▸ **PASSAGE CITÉ**:
= = = = = = =
Histoire de la thermodynamique classique - Définition

Source: Wikipédia sous licence CC-BY-SA 3.0.
La liste des auteurs de cet article est disponible ici.

XVIIe siècle - XVIIIe siècle

Instruments de mesures

La notion de chaleur, ou plutôt de transfert thermique, n'est reconnue que tardivement comme discipline scientifique à part entière. Cela s'explique notamment par le manque d'instruments et de méthodes afin de la mesurer. Si bien que dès lors des instruments de mesure conçus, la discipline pu prendre de l'ampleur. Des recherches expérimentales sont entreprises, suivi par une théorie mathématique.

Le terme thermomètre apparait pour la première fois dans La récréation mathématique de P. Leurichon, publier en 1624, dans lequel il définit le thermomètre comme « un instrument pour mesurer les degrés de chaleur ou de froidure ». Les premiers thermomètres connus sont conçus entre le XVIe siècle et le XVIIe siècle par Galilée, lui permettant d'étudier les phénomènes de dilatation thermique. Néanmoins, ces premiers thermomètres sont très aléatoires.

L'intervention du physicien allemand Gabriel Fahrenheit durant le XVIIe siècle permet de diminuer les incertitudes de mesure grâce à de meilleurs instruments. Il construit ainsi dès 1709 des thermomètres à esprit de vin destinés aux observations météorologiques qui seront d'une inhabituelle précision et fidélité pour l'époque. Il établit pour cela une graduation précise en augmentant le nombre de division de celle d'Ole Christensen Rømer, une des premières graduations de l'histoire.
= = = = = = =
▸ **TRAVAIL À FAIRE**:
1) Relevez toutes les personnes nommées dans le texte sur l'histoire de la thermodynamique.
2) Poursuivez le texte sur l'histoire de la thermodynamique à partir de sa dernière phrase.
Les entrées n'ont aucun lien avec le texte sur l'histoire de la thermodynamique.

▸ **Entrées d'annotation de mise en page**:
= = = = = = =
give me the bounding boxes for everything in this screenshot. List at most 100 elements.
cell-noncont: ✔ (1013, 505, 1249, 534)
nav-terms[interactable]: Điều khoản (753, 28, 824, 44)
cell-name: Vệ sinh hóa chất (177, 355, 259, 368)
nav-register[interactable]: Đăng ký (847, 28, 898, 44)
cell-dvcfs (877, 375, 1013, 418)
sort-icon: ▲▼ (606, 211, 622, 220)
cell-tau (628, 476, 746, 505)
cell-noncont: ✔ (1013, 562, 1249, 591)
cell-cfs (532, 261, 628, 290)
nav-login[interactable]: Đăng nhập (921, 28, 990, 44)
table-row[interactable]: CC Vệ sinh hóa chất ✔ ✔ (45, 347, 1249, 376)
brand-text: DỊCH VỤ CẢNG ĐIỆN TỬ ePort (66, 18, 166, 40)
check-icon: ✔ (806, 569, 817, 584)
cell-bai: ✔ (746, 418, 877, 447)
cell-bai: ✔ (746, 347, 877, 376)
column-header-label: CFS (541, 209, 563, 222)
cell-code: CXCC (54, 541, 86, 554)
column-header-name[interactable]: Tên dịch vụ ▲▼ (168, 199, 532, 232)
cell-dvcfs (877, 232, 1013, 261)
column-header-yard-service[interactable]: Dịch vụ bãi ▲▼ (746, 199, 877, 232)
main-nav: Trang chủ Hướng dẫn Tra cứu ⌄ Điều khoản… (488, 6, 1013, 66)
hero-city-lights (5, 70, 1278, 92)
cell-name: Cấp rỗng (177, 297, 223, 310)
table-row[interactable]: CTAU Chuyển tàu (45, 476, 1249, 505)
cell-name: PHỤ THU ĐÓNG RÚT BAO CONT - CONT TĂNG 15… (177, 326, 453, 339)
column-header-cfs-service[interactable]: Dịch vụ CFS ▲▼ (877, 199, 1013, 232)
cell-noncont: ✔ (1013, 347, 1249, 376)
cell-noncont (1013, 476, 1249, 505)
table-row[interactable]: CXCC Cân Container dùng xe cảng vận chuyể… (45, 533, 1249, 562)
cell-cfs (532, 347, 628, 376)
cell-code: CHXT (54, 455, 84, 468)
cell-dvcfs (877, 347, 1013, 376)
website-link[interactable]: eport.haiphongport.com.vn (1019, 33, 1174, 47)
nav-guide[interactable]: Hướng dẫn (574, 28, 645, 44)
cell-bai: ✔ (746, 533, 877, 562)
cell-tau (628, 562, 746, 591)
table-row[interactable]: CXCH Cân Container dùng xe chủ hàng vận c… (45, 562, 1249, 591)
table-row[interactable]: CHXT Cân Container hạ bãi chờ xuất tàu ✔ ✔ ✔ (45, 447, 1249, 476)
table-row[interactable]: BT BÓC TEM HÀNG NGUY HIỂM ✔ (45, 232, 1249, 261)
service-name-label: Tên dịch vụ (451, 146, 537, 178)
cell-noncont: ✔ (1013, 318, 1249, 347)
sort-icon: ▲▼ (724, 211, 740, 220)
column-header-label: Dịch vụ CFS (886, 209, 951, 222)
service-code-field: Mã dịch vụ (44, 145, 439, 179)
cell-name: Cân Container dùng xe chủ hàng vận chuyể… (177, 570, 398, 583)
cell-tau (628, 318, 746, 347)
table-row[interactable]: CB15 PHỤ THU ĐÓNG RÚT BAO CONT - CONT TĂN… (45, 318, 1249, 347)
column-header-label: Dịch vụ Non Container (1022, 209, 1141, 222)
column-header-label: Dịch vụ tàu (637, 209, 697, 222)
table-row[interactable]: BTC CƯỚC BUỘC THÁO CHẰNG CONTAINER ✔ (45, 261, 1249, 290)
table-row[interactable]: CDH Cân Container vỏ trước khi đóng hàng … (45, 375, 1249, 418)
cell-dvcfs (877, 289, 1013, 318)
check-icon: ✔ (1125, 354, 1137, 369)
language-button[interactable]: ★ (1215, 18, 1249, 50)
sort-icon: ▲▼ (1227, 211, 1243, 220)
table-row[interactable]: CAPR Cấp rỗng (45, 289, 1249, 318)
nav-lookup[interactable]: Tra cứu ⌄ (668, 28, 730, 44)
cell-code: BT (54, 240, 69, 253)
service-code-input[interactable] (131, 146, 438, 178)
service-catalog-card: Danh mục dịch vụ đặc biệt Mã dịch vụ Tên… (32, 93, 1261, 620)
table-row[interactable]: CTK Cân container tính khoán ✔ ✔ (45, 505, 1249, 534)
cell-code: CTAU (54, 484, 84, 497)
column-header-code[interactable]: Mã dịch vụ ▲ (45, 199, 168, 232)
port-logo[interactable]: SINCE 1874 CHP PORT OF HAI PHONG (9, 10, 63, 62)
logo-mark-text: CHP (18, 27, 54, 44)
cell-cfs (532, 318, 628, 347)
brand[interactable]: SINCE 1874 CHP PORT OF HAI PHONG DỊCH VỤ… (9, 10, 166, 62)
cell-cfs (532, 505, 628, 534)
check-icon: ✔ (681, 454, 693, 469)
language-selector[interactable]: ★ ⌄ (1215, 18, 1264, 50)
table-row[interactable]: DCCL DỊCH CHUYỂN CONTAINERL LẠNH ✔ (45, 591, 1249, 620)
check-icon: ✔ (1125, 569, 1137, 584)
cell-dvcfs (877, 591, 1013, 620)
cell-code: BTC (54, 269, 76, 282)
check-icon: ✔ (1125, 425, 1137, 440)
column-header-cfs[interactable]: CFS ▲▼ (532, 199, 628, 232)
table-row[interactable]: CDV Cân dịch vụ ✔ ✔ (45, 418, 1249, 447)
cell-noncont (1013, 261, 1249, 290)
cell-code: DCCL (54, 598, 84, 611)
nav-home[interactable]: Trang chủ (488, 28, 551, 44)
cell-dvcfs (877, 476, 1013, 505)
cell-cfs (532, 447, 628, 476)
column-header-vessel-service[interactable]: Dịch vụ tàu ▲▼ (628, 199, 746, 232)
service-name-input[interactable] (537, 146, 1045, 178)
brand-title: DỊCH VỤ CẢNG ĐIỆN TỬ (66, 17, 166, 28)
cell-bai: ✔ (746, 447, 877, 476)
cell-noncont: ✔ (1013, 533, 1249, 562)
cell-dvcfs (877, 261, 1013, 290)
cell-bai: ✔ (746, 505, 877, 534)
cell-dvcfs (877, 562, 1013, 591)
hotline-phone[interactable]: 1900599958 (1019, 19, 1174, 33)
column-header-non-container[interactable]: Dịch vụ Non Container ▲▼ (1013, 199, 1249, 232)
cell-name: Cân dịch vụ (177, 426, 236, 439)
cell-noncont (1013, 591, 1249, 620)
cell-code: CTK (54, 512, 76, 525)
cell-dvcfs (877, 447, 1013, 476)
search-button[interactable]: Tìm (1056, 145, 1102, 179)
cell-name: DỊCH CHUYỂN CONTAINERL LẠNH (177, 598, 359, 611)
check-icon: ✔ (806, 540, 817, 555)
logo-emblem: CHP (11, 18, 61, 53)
= = = = = = =
▸ **RÉPONSES DE L'EXERCICE**:
1) P. Leurichon, Galilée, Gabriel Fahrenheit, Ole Christensen Rømer

2)
Statut de la chaleur

Conception des scientifiques du XVIIe siècle

L'agitation « peu ample et très rapide » des molécules est l'origine, selon René Descartes, de la chaleur.

De nombreux scientifiques ont apporté des réflexions et des explications différentes à la notion de chaleur. Francis Bacon est une figure importante dans l'histoire de la thermodynamique. En 1620, il défend la méthode expérimentale et mène de nombreuses observations sur la chaleur. Il suggère que la chaleur est reliée au mouvement (Novum Organum, livre II, XI).

Descartes interprète quant à lui la notion de chaleur rapportée aux « éléments de base de sa philosophie », à savoir l'étendue et le mouvement. Contrairement à la conception scolastique qui considère la chaleur comme une quantité, Descartes considère qu'un corps est plus ou moins chaud selon que les mouvements des particules qui le constituent ont un mouvement plus ou moins « peu ample et très rapide ». Il effectue ainsi un lien entre ce qu'il appelle « mouvement calorifique » et quantité de mouvement. Descartes définie de la manière suivante la notion de quantité de chaleur : « la quantité de chaleur qu'un corps dégage en se modifiant, c'est la diminution de quantité de mouvement qui anime les petites parties de ce corps ». Leibniz et Newton ont également retenu cette conception, même si Leibniz préfère considérer la force vive comme la résultante de ce mouvement.

Théorie du calorique

Lavoisier et son épouse en 1788
Portrait par David. Metropolitan Museum of Art de New York.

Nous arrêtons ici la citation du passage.